§ **RECORDS TO USE**
-------
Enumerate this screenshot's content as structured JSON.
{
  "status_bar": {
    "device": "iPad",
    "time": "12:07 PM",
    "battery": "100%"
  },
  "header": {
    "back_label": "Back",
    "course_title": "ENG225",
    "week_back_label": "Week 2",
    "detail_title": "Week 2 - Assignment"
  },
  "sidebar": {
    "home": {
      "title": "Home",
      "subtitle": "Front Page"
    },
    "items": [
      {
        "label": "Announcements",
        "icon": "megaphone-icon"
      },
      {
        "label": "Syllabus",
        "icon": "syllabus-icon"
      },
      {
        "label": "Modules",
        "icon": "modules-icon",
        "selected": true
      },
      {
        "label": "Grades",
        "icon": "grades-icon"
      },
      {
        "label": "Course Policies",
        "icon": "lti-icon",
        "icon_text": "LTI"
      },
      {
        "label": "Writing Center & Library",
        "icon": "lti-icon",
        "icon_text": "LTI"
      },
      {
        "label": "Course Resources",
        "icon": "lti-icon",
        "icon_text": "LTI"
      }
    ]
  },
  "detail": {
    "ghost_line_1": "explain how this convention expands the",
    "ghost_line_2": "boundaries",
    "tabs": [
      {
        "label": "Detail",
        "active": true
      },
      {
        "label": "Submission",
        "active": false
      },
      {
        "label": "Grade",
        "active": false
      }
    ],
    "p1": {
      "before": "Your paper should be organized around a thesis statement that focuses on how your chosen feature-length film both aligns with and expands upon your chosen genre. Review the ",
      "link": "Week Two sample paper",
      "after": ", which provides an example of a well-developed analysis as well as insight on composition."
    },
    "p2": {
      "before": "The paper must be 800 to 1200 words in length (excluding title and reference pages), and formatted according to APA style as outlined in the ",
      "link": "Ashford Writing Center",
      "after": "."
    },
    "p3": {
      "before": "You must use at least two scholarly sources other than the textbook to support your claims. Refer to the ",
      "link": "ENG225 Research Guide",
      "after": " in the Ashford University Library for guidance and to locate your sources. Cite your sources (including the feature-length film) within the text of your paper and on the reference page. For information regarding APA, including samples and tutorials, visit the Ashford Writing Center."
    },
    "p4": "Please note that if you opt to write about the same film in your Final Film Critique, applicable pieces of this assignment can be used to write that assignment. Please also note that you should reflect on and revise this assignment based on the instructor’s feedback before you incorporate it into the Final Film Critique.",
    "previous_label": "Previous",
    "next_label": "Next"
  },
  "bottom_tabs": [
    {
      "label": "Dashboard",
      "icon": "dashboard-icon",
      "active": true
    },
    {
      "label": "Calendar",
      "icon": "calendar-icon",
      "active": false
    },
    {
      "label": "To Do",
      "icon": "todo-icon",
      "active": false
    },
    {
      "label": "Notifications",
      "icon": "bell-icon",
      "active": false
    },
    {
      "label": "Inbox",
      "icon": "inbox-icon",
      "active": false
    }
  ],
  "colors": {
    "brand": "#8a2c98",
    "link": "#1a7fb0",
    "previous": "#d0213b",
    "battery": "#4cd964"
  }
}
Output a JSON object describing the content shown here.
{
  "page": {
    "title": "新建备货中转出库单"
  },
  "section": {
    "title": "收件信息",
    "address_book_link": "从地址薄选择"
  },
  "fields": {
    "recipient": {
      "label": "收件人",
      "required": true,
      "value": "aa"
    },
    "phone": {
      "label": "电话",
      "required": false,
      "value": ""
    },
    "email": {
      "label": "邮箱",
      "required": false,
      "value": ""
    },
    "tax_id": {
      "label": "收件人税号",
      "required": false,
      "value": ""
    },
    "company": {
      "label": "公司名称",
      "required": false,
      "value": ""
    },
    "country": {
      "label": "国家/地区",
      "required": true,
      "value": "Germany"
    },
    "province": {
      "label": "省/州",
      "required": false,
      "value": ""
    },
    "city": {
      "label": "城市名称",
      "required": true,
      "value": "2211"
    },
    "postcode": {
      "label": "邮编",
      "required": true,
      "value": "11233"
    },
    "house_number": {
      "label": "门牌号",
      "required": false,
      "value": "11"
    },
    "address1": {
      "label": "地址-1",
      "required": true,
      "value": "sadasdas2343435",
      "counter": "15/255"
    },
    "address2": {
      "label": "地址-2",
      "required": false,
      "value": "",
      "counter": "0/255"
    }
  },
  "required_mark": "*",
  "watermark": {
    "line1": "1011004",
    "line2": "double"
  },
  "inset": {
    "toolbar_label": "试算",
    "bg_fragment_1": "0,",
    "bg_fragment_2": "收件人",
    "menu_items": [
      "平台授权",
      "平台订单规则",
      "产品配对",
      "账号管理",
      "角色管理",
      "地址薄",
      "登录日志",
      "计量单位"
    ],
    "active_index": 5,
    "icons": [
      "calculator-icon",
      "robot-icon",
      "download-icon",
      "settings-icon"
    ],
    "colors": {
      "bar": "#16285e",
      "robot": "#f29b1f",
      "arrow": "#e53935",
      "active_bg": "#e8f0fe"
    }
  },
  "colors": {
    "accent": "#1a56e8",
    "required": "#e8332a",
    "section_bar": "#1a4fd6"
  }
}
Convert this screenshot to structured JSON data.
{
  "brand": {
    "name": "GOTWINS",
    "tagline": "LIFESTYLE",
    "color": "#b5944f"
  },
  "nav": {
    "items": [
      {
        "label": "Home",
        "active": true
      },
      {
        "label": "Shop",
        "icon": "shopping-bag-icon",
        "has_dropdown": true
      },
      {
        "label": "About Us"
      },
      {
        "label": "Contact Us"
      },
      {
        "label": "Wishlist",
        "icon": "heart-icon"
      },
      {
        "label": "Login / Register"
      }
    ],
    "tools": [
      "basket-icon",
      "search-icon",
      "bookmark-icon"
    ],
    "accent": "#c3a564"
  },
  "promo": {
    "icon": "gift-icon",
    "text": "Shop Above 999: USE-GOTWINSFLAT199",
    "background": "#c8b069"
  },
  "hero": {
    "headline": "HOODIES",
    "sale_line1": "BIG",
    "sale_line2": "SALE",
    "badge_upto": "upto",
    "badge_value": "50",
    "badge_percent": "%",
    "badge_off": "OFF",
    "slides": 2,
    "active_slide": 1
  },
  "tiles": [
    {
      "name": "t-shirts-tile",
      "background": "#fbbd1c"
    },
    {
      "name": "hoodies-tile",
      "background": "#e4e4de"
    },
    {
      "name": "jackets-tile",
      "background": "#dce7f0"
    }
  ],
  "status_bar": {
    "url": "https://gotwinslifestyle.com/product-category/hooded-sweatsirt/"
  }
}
-------
Make an exact copy of the listing, including every line.

§ **SOLUTION TO THIS TASK**
Enumerate this screenshot's content as structured JSON.
{
  "status_bar": {
    "device": "iPad",
    "time": "12:07 PM",
    "battery": "100%"
  },
  "header": {
    "back_label": "Back",
    "course_title": "ENG225",
    "week_back_label": "Week 2",
    "detail_title": "Week 2 - Assignment"
  },
  "sidebar": {
    "home": {
      "title": "Home",
      "subtitle": "Front Page"
    },
    "items": [
      {
        "label": "Announcements",
        "icon": "megaphone-icon"
      },
      {
        "label": "Syllabus",
        "icon": "syllabus-icon"
      },
      {
        "label": "Modules",
        "icon": "modules-icon",
        "selected": true
      },
      {
        "label": "Grades",
        "icon": "grades-icon"
      },
      {
        "label": "Course Policies",
        "icon": "lti-icon",
        "icon_text": "LTI"
      },
      {
        "label": "Writing Center & Library",
        "icon": "lti-icon",
        "icon_text": "LTI"
      },
      {
        "label": "Course Resources",
        "icon": "lti-icon",
        "icon_text": "LTI"
      }
    ]
  },
  "detail": {
    "ghost_line_1": "explain how this convention expands the",
    "ghost_line_2": "boundaries",
    "tabs": [
      {
        "label": "Detail",
        "active": true
      },
      {
        "label": "Submission",
        "active": false
      },
      {
        "label": "Grade",
        "active": false
      }
    ],
    "p1": {
      "before": "Your paper should be organized around a thesis statement that focuses on how your chosen feature-length film both aligns with and expands upon your chosen genre. Review the ",
      "link": "Week Two sample paper",
      "after": ", which provides an example of a well-developed analysis as well as insight on composition."
    },
    "p2": {
      "before": "The paper must be 800 to 1200 words in length (excluding title and reference pages), and formatted according to APA style as outlined in the ",
      "link": "Ashford Writing Center",
      "after": "."
    },
    "p3": {
      "before": "You must use at least two scholarly sources other than the textbook to support your claims. Refer to the ",
      "link": "ENG225 Research Guide",
      "after": " in the Ashford University Library for guidance and to locate your sources. Cite your sources (including the feature-length film) within the text of your paper and on the reference page. For information regarding APA, including samples and tutorials, visit the Ashford Writing Center."
    },
    "p4": "Please note that if you opt to write about the same film in your Final Film Critique, applicable pieces of this assignment can be used to write that assignment. Please also note that you should reflect on and revise this assignment based on the instructor’s feedback before you incorporate it into the Final Film Critique.",
    "previous_label": "Previous",
    "next_label": "Next"
  },
  "bottom_tabs": [
    {
      "label": "Dashboard",
      "icon": "dashboard-icon",
      "active": true
    },
    {
      "label": "Calendar",
      "icon": "calendar-icon",
      "active": false
    },
    {
      "label": "To Do",
      "icon": "todo-icon",
      "active": false
    },
    {
      "label": "Notifications",
      "icon": "bell-icon",
      "active": false
    },
    {
      "label": "Inbox",
      "icon": "inbox-icon",
      "active": false
    }
  ],
  "colors": {
    "brand": "#8a2c98",
    "link": "#1a7fb0",
    "previous": "#d0213b",
    "battery": "#4cd964"
  }
}
Output a JSON object describing the content shown here.
{
  "page": {
    "title": "新建备货中转出库单"
  },
  "section": {
    "title": "收件信息",
    "address_book_link": "从地址薄选择"
  },
  "fields": {
    "recipient": {
      "label": "收件人",
      "required": true,
      "value": "aa"
    },
    "phone": {
      "label": "电话",
      "required": false,
      "value": ""
    },
    "email": {
      "label": "邮箱",
      "required": false,
      "value": ""
    },
    "tax_id": {
      "label": "收件人税号",
      "required": false,
      "value": ""
    },
    "company": {
      "label": "公司名称",
      "required": false,
      "value": ""
    },
    "country": {
      "label": "国家/地区",
      "required": true,
      "value": "Germany"
    },
    "province": {
      "label": "省/州",
      "required": false,
      "value": ""
    },
    "city": {
      "label": "城市名称",
      "required": true,
      "value": "2211"
    },
    "postcode": {
      "label": "邮编",
      "required": true,
      "value": "11233"
    },
    "house_number": {
      "label": "门牌号",
      "required": false,
      "value": "11"
    },
    "address1": {
      "label": "地址-1",
      "required": true,
      "value": "sadasdas2343435",
      "counter": "15/255"
    },
    "address2": {
      "label": "地址-2",
      "required": false,
      "value": "",
      "counter": "0/255"
    }
  },
  "required_mark": "*",
  "watermark": {
    "line1": "1011004",
    "line2": "double"
  },
  "inset": {
    "toolbar_label": "试算",
    "bg_fragment_1": "0,",
    "bg_fragment_2": "收件人",
    "menu_items": [
      "平台授权",
      "平台订单规则",
      "产品配对",
      "账号管理",
      "角色管理",
      "地址薄",
      "登录日志",
      "计量单位"
    ],
    "active_index": 5,
    "icons": [
      "calculator-icon",
      "robot-icon",
      "download-icon",
      "settings-icon"
    ],
    "colors": {
      "bar": "#16285e",
      "robot": "#f29b1f",
      "arrow": "#e53935",
      "active_bg": "#e8f0fe"
    }
  },
  "colors": {
    "accent": "#1a56e8",
    "required": "#e8332a",
    "section_bar": "#1a4fd6"
  }
}
Convert this screenshot to structured JSON data.
{
  "brand": {
    "name": "GOTWINS",
    "tagline": "LIFESTYLE",
    "color": "#b5944f"
  },
  "nav": {
    "items": [
      {
        "label": "Home",
        "active": true
      },
      {
        "label": "Shop",
        "icon": "shopping-bag-icon",
        "has_dropdown": true
      },
      {
        "label": "About Us"
      },
      {
        "label": "Contact Us"
      },
      {
        "label": "Wishlist",
        "icon": "heart-icon"
      },
      {
        "label": "Login / Register"
      }
    ],
    "tools": [
      "basket-icon",
      "search-icon",
      "bookmark-icon"
    ],
    "accent": "#c3a564"
  },
  "promo": {
    "icon": "gift-icon",
    "text": "Shop Above 999: USE-GOTWINSFLAT199",
    "background": "#c8b069"
  },
  "hero": {
    "headline": "HOODIES",
    "sale_line1": "BIG",
    "sale_line2": "SALE",
    "badge_upto": "upto",
    "badge_value": "50",
    "badge_percent": "%",
    "badge_off": "OFF",
    "slides": 2,
    "active_slide": 1
  },
  "tiles": [
    {
      "name": "t-shirts-tile",
      "background": "#fbbd1c"
    },
    {
      "name": "hoodies-tile",
      "background": "#e4e4de"
    },
    {
      "name": "jackets-tile",
      "background": "#dce7f0"
    }
  ],
  "status_bar": {
    "url": "https://gotwinslifestyle.com/product-category/hooded-sweatsirt/"
  }
}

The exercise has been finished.